=== Exercise description ===
Locate each line below that includes "hostname" and reproduce it.

=== Task input ===
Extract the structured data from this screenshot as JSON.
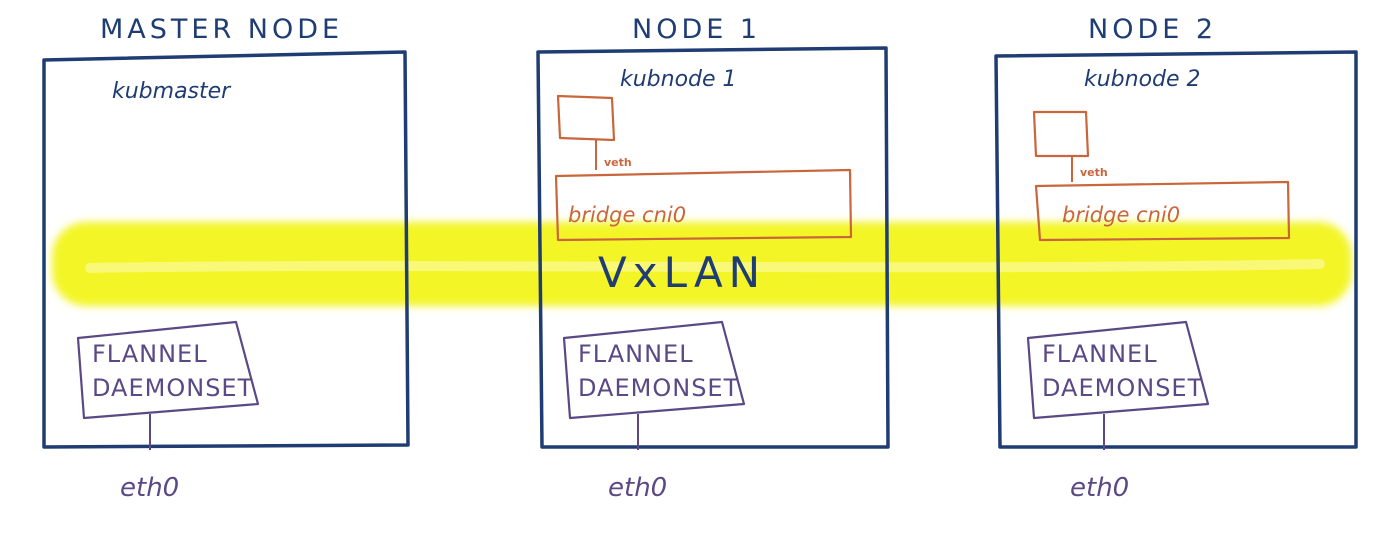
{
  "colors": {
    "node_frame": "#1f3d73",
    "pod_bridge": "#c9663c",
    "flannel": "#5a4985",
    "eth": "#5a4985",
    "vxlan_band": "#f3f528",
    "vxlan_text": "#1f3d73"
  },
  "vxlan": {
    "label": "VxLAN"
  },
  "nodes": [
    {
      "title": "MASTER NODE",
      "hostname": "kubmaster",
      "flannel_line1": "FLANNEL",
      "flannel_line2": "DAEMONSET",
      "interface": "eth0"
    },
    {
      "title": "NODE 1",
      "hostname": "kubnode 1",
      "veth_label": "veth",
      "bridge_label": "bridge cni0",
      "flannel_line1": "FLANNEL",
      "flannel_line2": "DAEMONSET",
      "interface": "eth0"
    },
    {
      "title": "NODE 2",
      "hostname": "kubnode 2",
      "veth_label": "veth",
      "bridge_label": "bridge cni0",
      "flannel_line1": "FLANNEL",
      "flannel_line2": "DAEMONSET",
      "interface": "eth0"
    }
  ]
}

=== Finished answer ===
      "hostname": "kubmaster",
      "hostname": "kubnode 1",
      "hostname": "kubnode 2",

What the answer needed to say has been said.